** Start RECORDS FOR THIS TASK **

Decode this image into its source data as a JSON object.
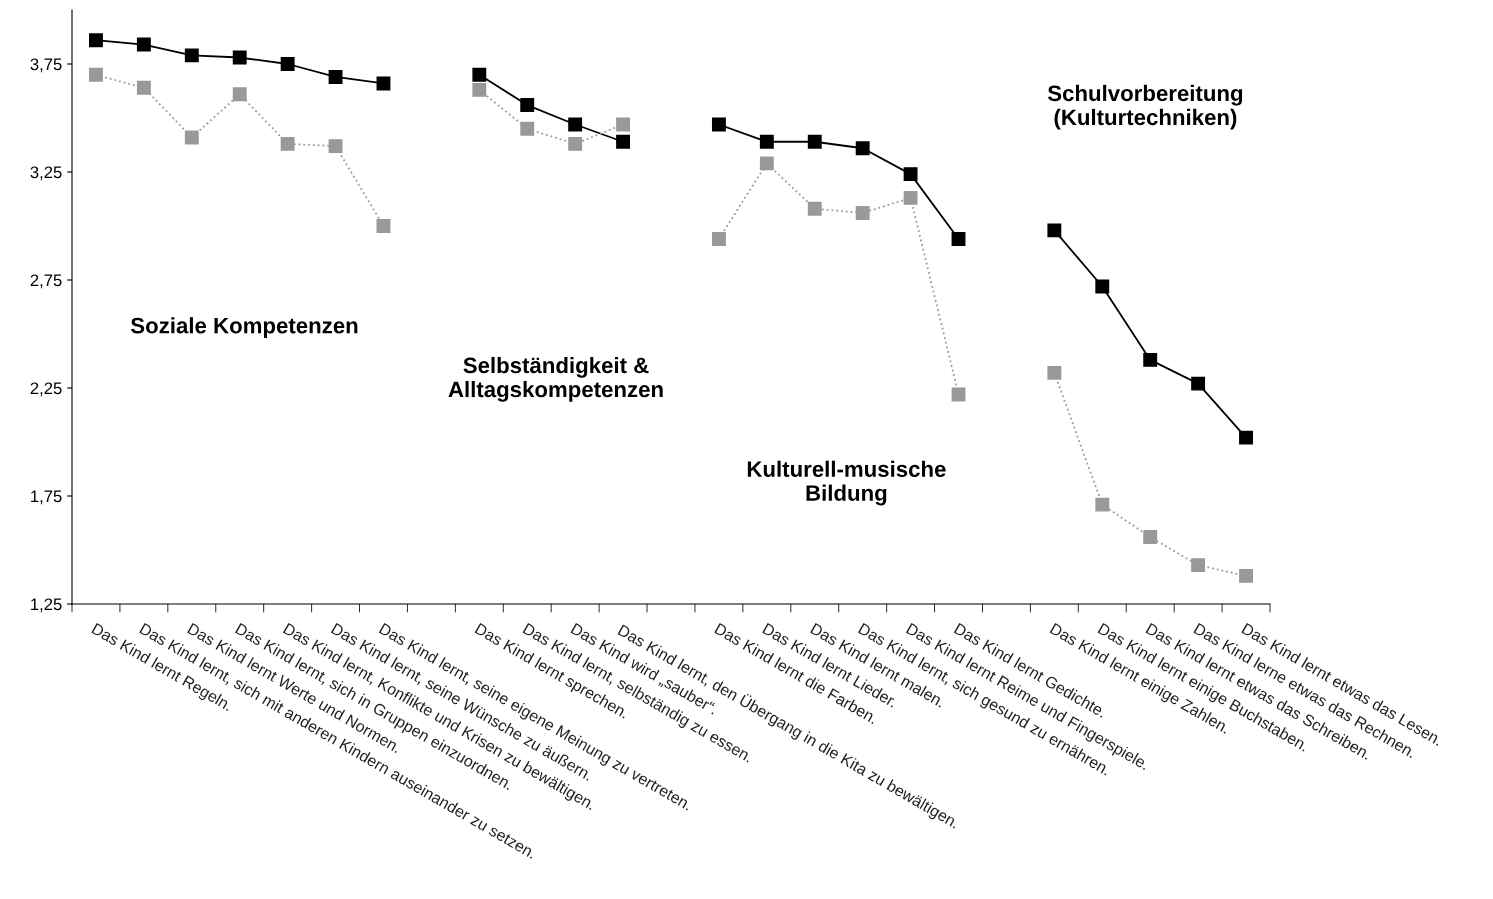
{
  "chart_data": {
    "type": "line",
    "categories": [
      "Das Kind lernt Regeln.",
      "Das Kind lernt, sich mit anderen Kindern auseinander zu setzen.",
      "Das Kind lernt Werte und Normen.",
      "Das Kind lernt, sich in Gruppen einzuordnen.",
      "Das Kind lernt, Konflikte und Krisen zu bewältigen.",
      "Das Kind lernt, seine Wünsche zu äußern.",
      "Das Kind lernt, seine eigene Meinung zu vertreten.",
      null,
      "Das Kind lernt sprechen.",
      "Das Kind lernt, selbständig zu essen.",
      "Das Kind wird „sauber“.",
      "Das Kind lernt, den Übergang in die Kita zu bewältigen.",
      null,
      "Das Kind lernt die Farben.",
      "Das Kind lernt Lieder.",
      "Das Kind lernt malen.",
      "Das Kind lernt, sich gesund zu ernähren.",
      "Das Kind lernt Reime und Fingerspiele.",
      "Das Kind lernt Gedichte.",
      null,
      "Das Kind lernt einige Zahlen.",
      "Das Kind lernt einige Buchstaben.",
      "Das Kind lernt etwas das Schreiben.",
      "Das Kind lerne etwas das Rechnen.",
      "Das Kind lernt etwas das Lesen."
    ],
    "series": [
      {
        "color": "#000000",
        "line_style": "solid",
        "values": [
          3.86,
          3.84,
          3.79,
          3.78,
          3.75,
          3.69,
          3.66,
          null,
          3.7,
          3.56,
          3.47,
          3.39,
          null,
          3.47,
          3.39,
          3.39,
          3.36,
          3.24,
          2.94,
          null,
          2.98,
          2.72,
          2.38,
          2.27,
          2.02
        ]
      },
      {
        "color": "#999999",
        "line_style": "dotted",
        "values": [
          3.7,
          3.64,
          3.41,
          3.61,
          3.38,
          3.37,
          3.0,
          null,
          3.63,
          3.45,
          3.38,
          3.47,
          null,
          2.94,
          3.29,
          3.08,
          3.06,
          3.13,
          2.22,
          null,
          2.32,
          1.71,
          1.56,
          1.43,
          1.38
        ]
      }
    ],
    "ylim": [
      1.25,
      4.0
    ],
    "yticks": [
      {
        "value": 1.25,
        "label": "1,25"
      },
      {
        "value": 1.75,
        "label": "1,75"
      },
      {
        "value": 2.25,
        "label": "2,25"
      },
      {
        "value": 2.75,
        "label": "2,75"
      },
      {
        "value": 3.25,
        "label": "3,25"
      },
      {
        "value": 3.75,
        "label": "3,75"
      }
    ],
    "marker": "square",
    "grid": false,
    "annotations": [
      "Soziale Kompetenzen",
      "Selbständigkeit &\nAlltagskompetenzen",
      "Kulturell-musische\nBildung",
      "Schulvorbereitung\n(Kulturtechniken)"
    ]
  }
}
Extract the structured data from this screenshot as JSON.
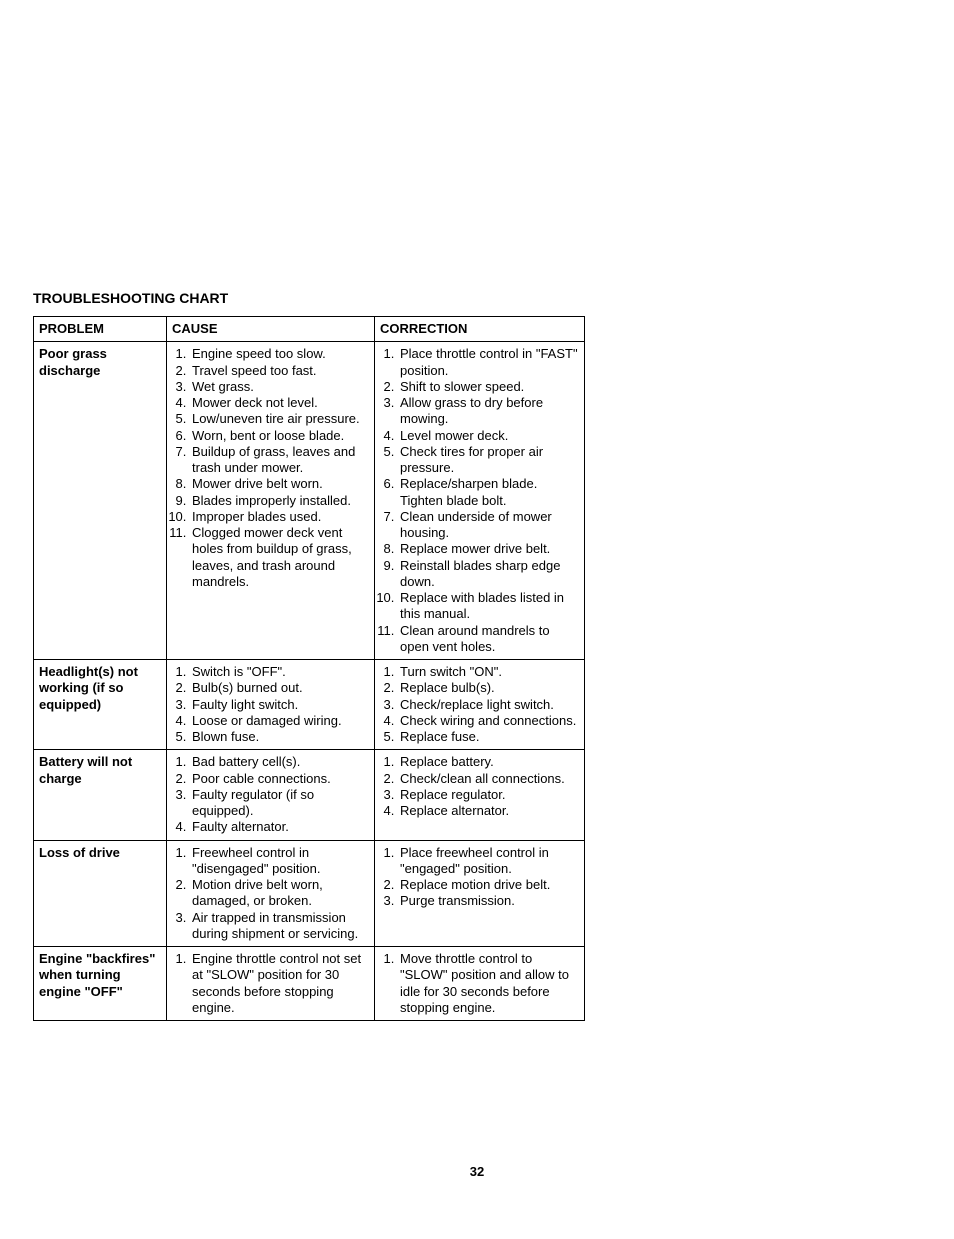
{
  "title": "TROUBLESHOOTING CHART",
  "page_number": "32",
  "headers": {
    "problem": "PROBLEM",
    "cause": "CAUSE",
    "correction": "CORRECTION"
  },
  "rows": [
    {
      "problem": "Poor grass discharge",
      "causes": [
        "Engine speed too slow.",
        "Travel speed too fast.",
        "Wet grass.",
        "Mower deck not level.",
        "Low/uneven tire air pressure.",
        "Worn, bent or loose blade.",
        "Buildup of grass, leaves and trash under mower.",
        "Mower drive belt worn.",
        "Blades improperly installed.",
        "Improper blades used.",
        "Clogged mower deck vent holes from buildup of grass, leaves, and trash around mandrels."
      ],
      "corrections": [
        "Place throttle control in \"FAST\" position.",
        "Shift to slower speed.",
        "Allow grass to dry before mowing.",
        "Level mower deck.",
        "Check tires for proper air pressure.",
        "Replace/sharpen blade. Tighten blade bolt.",
        "Clean underside of mower housing.",
        "Replace mower drive belt.",
        "Reinstall blades sharp edge down.",
        "Replace with blades listed in this manual.",
        "Clean around mandrels to open vent holes."
      ]
    },
    {
      "problem": "Headlight(s) not working (if so equipped)",
      "causes": [
        "Switch is \"OFF\".",
        "Bulb(s) burned out.",
        "Faulty light switch.",
        "Loose or damaged wiring.",
        "Blown fuse."
      ],
      "corrections": [
        "Turn switch \"ON\".",
        "Replace bulb(s).",
        "Check/replace light switch.",
        "Check wiring and connections.",
        "Replace fuse."
      ]
    },
    {
      "problem": "Battery will not charge",
      "causes": [
        "Bad battery cell(s).",
        "Poor cable connections.",
        "Faulty regulator (if so equipped).",
        "Faulty alternator."
      ],
      "corrections": [
        "Replace battery.",
        "Check/clean all connections.",
        "Replace regulator.",
        "Replace alternator."
      ]
    },
    {
      "problem": "Loss of drive",
      "causes": [
        "Freewheel control in \"disengaged\" position.",
        "Motion drive belt worn, damaged, or broken.",
        "Air trapped in transmission during shipment or servicing."
      ],
      "corrections": [
        "Place freewheel control in \"engaged\" position.",
        "Replace motion drive belt.",
        "Purge transmission."
      ]
    },
    {
      "problem": "Engine \"backfires\" when turning engine \"OFF\"",
      "causes": [
        "Engine throttle control not set at \"SLOW\" position for 30 seconds before stopping engine."
      ],
      "corrections": [
        "Move throttle control to \"SLOW\" position and allow to idle for 30 seconds before stopping engine."
      ]
    }
  ]
}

** End RECORDS FOR THIS TASK **

> TASK TO COMPLETE: Reproduce every entry word for word, but skip any pictures.

> COMPLETED TASK:
Decode this image into its source data as a JSON object.
{
  "chart_data": {
    "type": "line",
    "categories": [
      "Das Kind lernt Regeln.",
      "Das Kind lernt, sich mit anderen Kindern auseinander zu setzen.",
      "Das Kind lernt Werte und Normen.",
      "Das Kind lernt, sich in Gruppen einzuordnen.",
      "Das Kind lernt, Konflikte und Krisen zu bewältigen.",
      "Das Kind lernt, seine Wünsche zu äußern.",
      "Das Kind lernt, seine eigene Meinung zu vertreten.",
      null,
      "Das Kind lernt sprechen.",
      "Das Kind lernt, selbständig zu essen.",
      "Das Kind wird „sauber“.",
      "Das Kind lernt, den Übergang in die Kita zu bewältigen.",
      null,
      "Das Kind lernt die Farben.",
      "Das Kind lernt Lieder.",
      "Das Kind lernt malen.",
      "Das Kind lernt, sich gesund zu ernähren.",
      "Das Kind lernt Reime und Fingerspiele.",
      "Das Kind lernt Gedichte.",
      null,
      "Das Kind lernt einige Zahlen.",
      "Das Kind lernt einige Buchstaben.",
      "Das Kind lernt etwas das Schreiben.",
      "Das Kind lerne etwas das Rechnen.",
      "Das Kind lernt etwas das Lesen."
    ],
    "series": [
      {
        "color": "#000000",
        "line_style": "solid",
        "values": [
          3.86,
          3.84,
          3.79,
          3.78,
          3.75,
          3.69,
          3.66,
          null,
          3.7,
          3.56,
          3.47,
          3.39,
          null,
          3.47,
          3.39,
          3.39,
          3.36,
          3.24,
          2.94,
          null,
          2.98,
          2.72,
          2.38,
          2.27,
          2.02
        ]
      },
      {
        "color": "#999999",
        "line_style": "dotted",
        "values": [
          3.7,
          3.64,
          3.41,
          3.61,
          3.38,
          3.37,
          3.0,
          null,
          3.63,
          3.45,
          3.38,
          3.47,
          null,
          2.94,
          3.29,
          3.08,
          3.06,
          3.13,
          2.22,
          null,
          2.32,
          1.71,
          1.56,
          1.43,
          1.38
        ]
      }
    ],
    "ylim": [
      1.25,
      4.0
    ],
    "yticks": [
      {
        "value": 1.25,
        "label": "1,25"
      },
      {
        "value": 1.75,
        "label": "1,75"
      },
      {
        "value": 2.25,
        "label": "2,25"
      },
      {
        "value": 2.75,
        "label": "2,75"
      },
      {
        "value": 3.25,
        "label": "3,25"
      },
      {
        "value": 3.75,
        "label": "3,75"
      }
    ],
    "marker": "square",
    "grid": false,
    "annotations": [
      "Soziale Kompetenzen",
      "Selbständigkeit &\nAlltagskompetenzen",
      "Kulturell-musische\nBildung",
      "Schulvorbereitung\n(Kulturtechniken)"
    ]
  }
}
Extract the structured data from this screenshot as JSON.
{
  "title": "TROUBLESHOOTING CHART",
  "page_number": "32",
  "headers": {
    "problem": "PROBLEM",
    "cause": "CAUSE",
    "correction": "CORRECTION"
  },
  "rows": [
    {
      "problem": "Poor grass discharge",
      "causes": [
        "Engine speed too slow.",
        "Travel speed too fast.",
        "Wet grass.",
        "Mower deck not level.",
        "Low/uneven tire air pressure.",
        "Worn, bent or loose blade.",
        "Buildup of grass, leaves and trash under mower.",
        "Mower drive belt worn.",
        "Blades improperly installed.",
        "Improper blades used.",
        "Clogged mower deck vent holes from buildup of grass, leaves, and trash around mandrels."
      ],
      "corrections": [
        "Place throttle control in \"FAST\" position.",
        "Shift to slower speed.",
        "Allow grass to dry before mowing.",
        "Level mower deck.",
        "Check tires for proper air pressure.",
        "Replace/sharpen blade. Tighten blade bolt.",
        "Clean underside of mower housing.",
        "Replace mower drive belt.",
        "Reinstall blades sharp edge down.",
        "Replace with blades listed in this manual.",
        "Clean around mandrels to open vent holes."
      ]
    },
    {
      "problem": "Headlight(s) not working (if so equipped)",
      "causes": [
        "Switch is \"OFF\".",
        "Bulb(s) burned out.",
        "Faulty light switch.",
        "Loose or damaged wiring.",
        "Blown fuse."
      ],
      "corrections": [
        "Turn switch \"ON\".",
        "Replace bulb(s).",
        "Check/replace light switch.",
        "Check wiring and connections.",
        "Replace fuse."
      ]
    },
    {
      "problem": "Battery will not charge",
      "causes": [
        "Bad battery cell(s).",
        "Poor cable connections.",
        "Faulty regulator (if so equipped).",
        "Faulty alternator."
      ],
      "corrections": [
        "Replace battery.",
        "Check/clean all connections.",
        "Replace regulator.",
        "Replace alternator."
      ]
    },
    {
      "problem": "Loss of drive",
      "causes": [
        "Freewheel control in \"disengaged\" position.",
        "Motion drive belt worn, damaged, or broken.",
        "Air trapped in transmission during shipment or servicing."
      ],
      "corrections": [
        "Place freewheel control in \"engaged\" position.",
        "Replace motion drive belt.",
        "Purge transmission."
      ]
    },
    {
      "problem": "Engine \"backfires\" when turning engine \"OFF\"",
      "causes": [
        "Engine throttle control not set at \"SLOW\" position for 30 seconds before stopping engine."
      ],
      "corrections": [
        "Move throttle control to \"SLOW\" position and allow to idle for 30 seconds before stopping engine."
      ]
    }
  ]
}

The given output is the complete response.